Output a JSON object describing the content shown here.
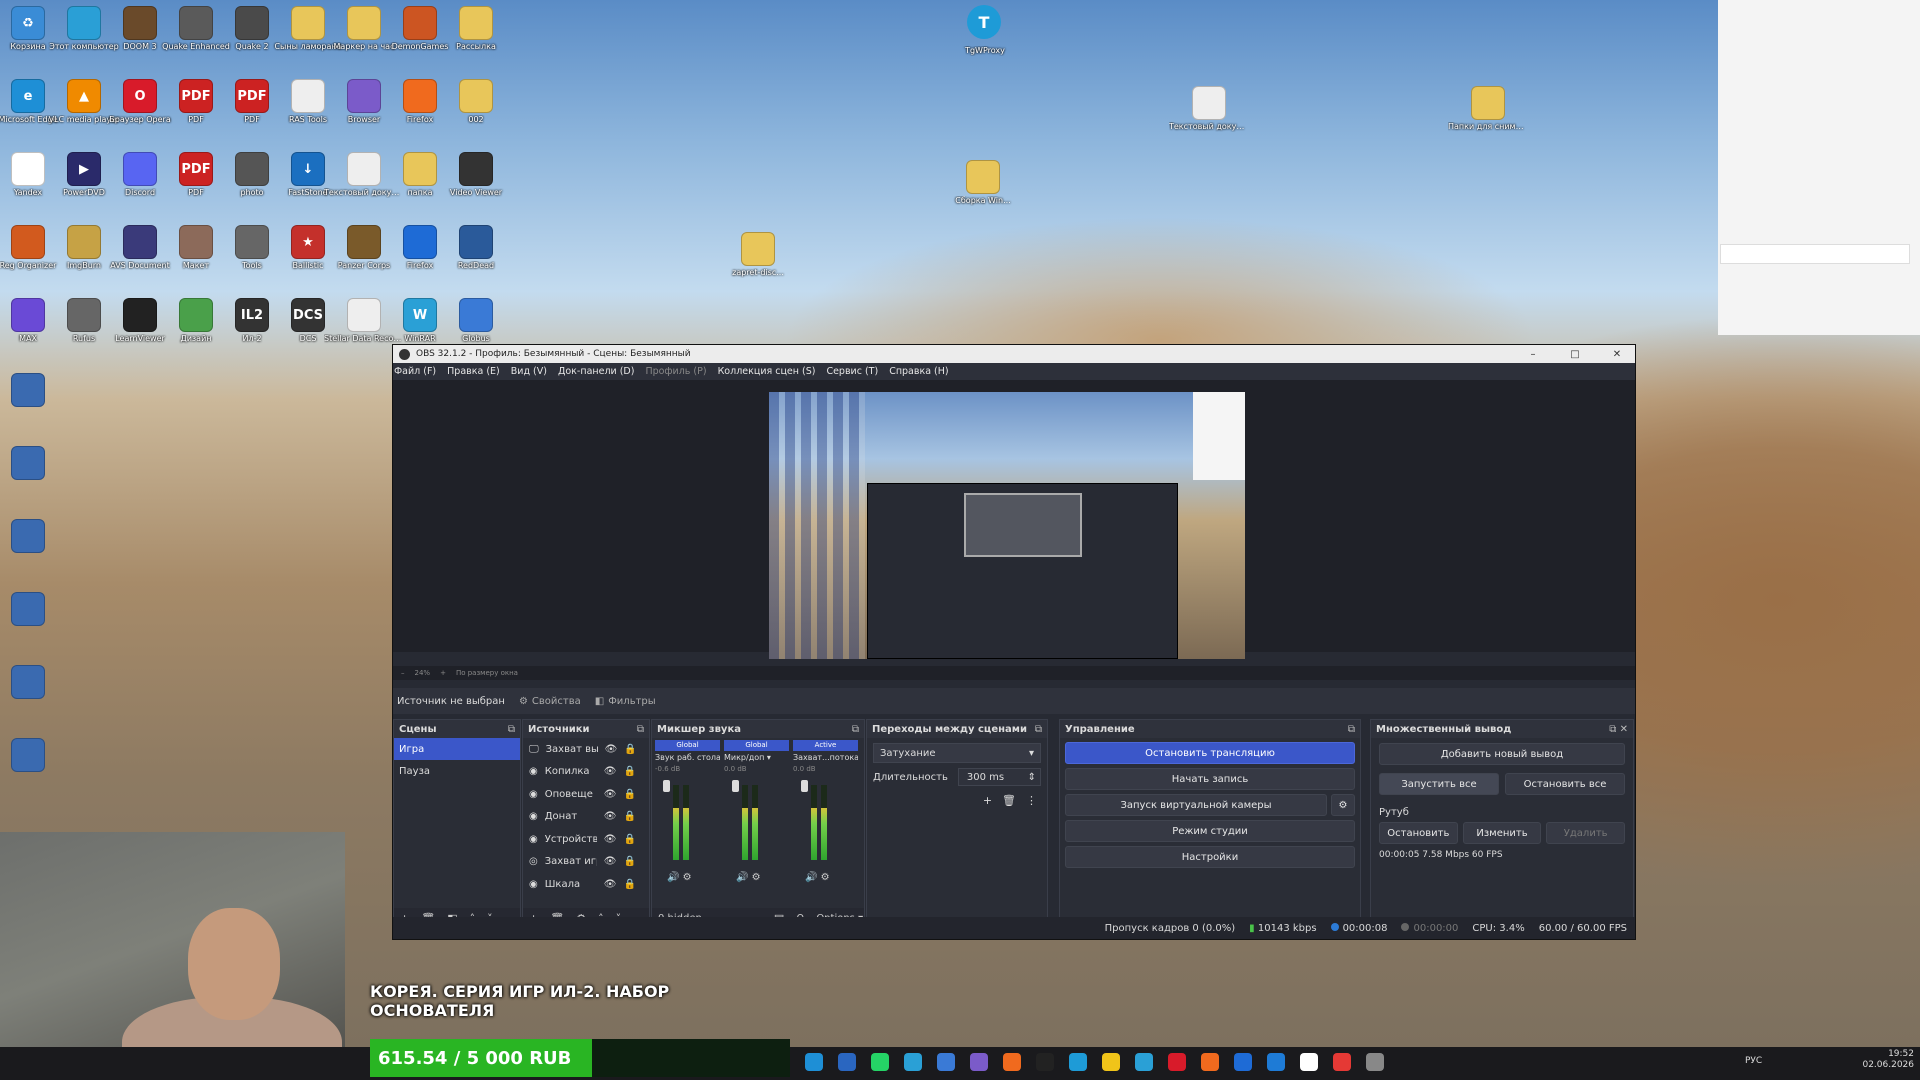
{
  "desktop": {
    "icons": [
      {
        "label": "Корзина",
        "color": "#3a8cd6",
        "glyph": "♻"
      },
      {
        "label": "Этот компьютер",
        "color": "#2a9fd6",
        "glyph": ""
      },
      {
        "label": "DOOM 3",
        "color": "#6a4a2a",
        "glyph": ""
      },
      {
        "label": "Quake Enhanced",
        "color": "#5a5a5a",
        "glyph": ""
      },
      {
        "label": "Quake 2",
        "color": "#4a4a4a",
        "glyph": ""
      },
      {
        "label": "Сыны ламорана",
        "color": "#e8c65a",
        "glyph": ""
      },
      {
        "label": "Маркер на час",
        "color": "#e8c65a",
        "glyph": ""
      },
      {
        "label": "DemonGames",
        "color": "#cc5522",
        "glyph": ""
      },
      {
        "label": "Рассылка",
        "color": "#e8c65a",
        "glyph": ""
      },
      {
        "label": "Microsoft Edge",
        "color": "#1e8fd6",
        "glyph": "e"
      },
      {
        "label": "VLC media player",
        "color": "#f08a00",
        "glyph": "▲"
      },
      {
        "label": "Браузер Opera",
        "color": "#d81b2a",
        "glyph": "O"
      },
      {
        "label": "PDF",
        "color": "#cc2222",
        "glyph": "PDF"
      },
      {
        "label": "PDF",
        "color": "#cc2222",
        "glyph": "PDF"
      },
      {
        "label": "RAS Tools",
        "color": "#eeeeee",
        "glyph": ""
      },
      {
        "label": "Browser",
        "color": "#7b5bc9",
        "glyph": ""
      },
      {
        "label": "Firefox",
        "color": "#f06a1e",
        "glyph": ""
      },
      {
        "label": "002",
        "color": "#e8c65a",
        "glyph": ""
      },
      {
        "label": "Yandex",
        "color": "#ffffff",
        "glyph": "Y"
      },
      {
        "label": "PowerDVD",
        "color": "#2a2a6a",
        "glyph": "▶"
      },
      {
        "label": "Discord",
        "color": "#5865f2",
        "glyph": ""
      },
      {
        "label": "PDF",
        "color": "#cc2222",
        "glyph": "PDF"
      },
      {
        "label": "photo",
        "color": "#555555",
        "glyph": ""
      },
      {
        "label": "FastStone",
        "color": "#1b6fc0",
        "glyph": "↓"
      },
      {
        "label": "Текстовый документ",
        "color": "#eeeeee",
        "glyph": ""
      },
      {
        "label": "папка",
        "color": "#e8c65a",
        "glyph": ""
      },
      {
        "label": "Video Viewer",
        "color": "#333333",
        "glyph": ""
      },
      {
        "label": "Reg Organizer",
        "color": "#d25a1e",
        "glyph": ""
      },
      {
        "label": "ImgBurn",
        "color": "#c6a245",
        "glyph": ""
      },
      {
        "label": "AVS Document",
        "color": "#3a3a7a",
        "glyph": ""
      },
      {
        "label": "Макет",
        "color": "#8c6a5a",
        "glyph": ""
      },
      {
        "label": "Tools",
        "color": "#666666",
        "glyph": ""
      },
      {
        "label": "Ballistic",
        "color": "#c4302b",
        "glyph": "★"
      },
      {
        "label": "Panzer Corps",
        "color": "#7a5a2a",
        "glyph": ""
      },
      {
        "label": "Firefox",
        "color": "#1e6bd6",
        "glyph": ""
      },
      {
        "label": "RedDead",
        "color": "#2a5a9a",
        "glyph": ""
      },
      {
        "label": "MAX",
        "color": "#6a4ad6",
        "glyph": ""
      },
      {
        "label": "Rufus",
        "color": "#666666",
        "glyph": ""
      },
      {
        "label": "LearnViewer",
        "color": "#222222",
        "glyph": ""
      },
      {
        "label": "Дизайн",
        "color": "#4aa04a",
        "glyph": ""
      },
      {
        "label": "Ил-2",
        "color": "#333333",
        "glyph": "IL2"
      },
      {
        "label": "DCS",
        "color": "#333333",
        "glyph": "DCS"
      },
      {
        "label": "Stellar Data Recovery",
        "color": "#eeeeee",
        "glyph": ""
      },
      {
        "label": "WinRAR",
        "color": "#2aa0d6",
        "glyph": "W"
      },
      {
        "label": "Globus",
        "color": "#3a7ad6",
        "glyph": ""
      }
    ],
    "right_icons": [
      {
        "label": "TgWProxy",
        "color": "#1e9bd7"
      },
      {
        "label": "Текстовый докумен...",
        "color": "#eeeeee"
      },
      {
        "label": "Папки для снимков",
        "color": "#e8c65a"
      },
      {
        "label": "Сборка Win...",
        "color": "#e8c65a"
      },
      {
        "label": "zapret-disc...",
        "color": "#e8c65a"
      }
    ],
    "avatar_letter": "T"
  },
  "obs": {
    "window_title": "OBS 32.1.2 - Профиль: Безымянный - Сцены: Безымянный",
    "menu": [
      "Файл (F)",
      "Правка (E)",
      "Вид (V)",
      "Док-панели (D)",
      "Профиль (P)",
      "Коллекция сцен (S)",
      "Сервис (T)",
      "Справка (H)"
    ],
    "zoom": "24%",
    "zoom_fit": "По размеру окна",
    "source_status": "Источник не выбран",
    "properties": "Свойства",
    "filters": "Фильтры",
    "scenes": {
      "title": "Сцены",
      "items": [
        "Игра",
        "Пауза"
      ]
    },
    "sources": {
      "title": "Источники",
      "items": [
        "Захват вы",
        "Копилка",
        "Оповеще",
        "Донат",
        "Устройств",
        "Захват игр",
        "Шкала"
      ]
    },
    "mixer": {
      "title": "Микшер звука",
      "channels": [
        {
          "badge": "Global",
          "name": "Звук раб. стола",
          "db": "-0.6 dB"
        },
        {
          "badge": "Global",
          "name": "Микр/доп",
          "db": "0.0 dB"
        },
        {
          "badge": "Active",
          "name": "Захват...потока",
          "db": "0.0 dB"
        }
      ],
      "hidden": "0 hidden",
      "options": "Options"
    },
    "transitions": {
      "title": "Переходы между сценами",
      "type": "Затухание",
      "duration_label": "Длительность",
      "duration": "300 ms"
    },
    "controls": {
      "title": "Управление",
      "stop_stream": "Остановить трансляцию",
      "start_record": "Начать запись",
      "virtual_cam": "Запуск виртуальной камеры",
      "studio_mode": "Режим студии",
      "settings": "Настройки"
    },
    "multi": {
      "title": "Множественный вывод",
      "add": "Добавить новый вывод",
      "start_all": "Запустить все",
      "stop_all": "Остановить все",
      "target": "Рутуб",
      "stop": "Остановить",
      "edit": "Изменить",
      "delete": "Удалить",
      "stats": "00:00:05  7.58 Mbps  60 FPS"
    },
    "status": {
      "dropped": "Пропуск кадров 0 (0.0%)",
      "bitrate": "10143 kbps",
      "stream_time": "00:00:08",
      "rec_time": "00:00:00",
      "cpu": "CPU: 3.4%",
      "fps": "60.00 / 60.00 FPS"
    }
  },
  "overlay": {
    "title_line1": "КОРЕЯ. СЕРИЯ ИГР ИЛ-2. НАБОР",
    "title_line2": "ОСНОВАТЕЛЯ",
    "donation": "615.54 / 5 000 RUB"
  },
  "taskbar": {
    "lang": "РУС",
    "time": "19:52",
    "date": "02.06.2026"
  }
}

**Exercise instructions**
Tell how many lines above contain the word "вывод". Give the number alone.

**Final result**
2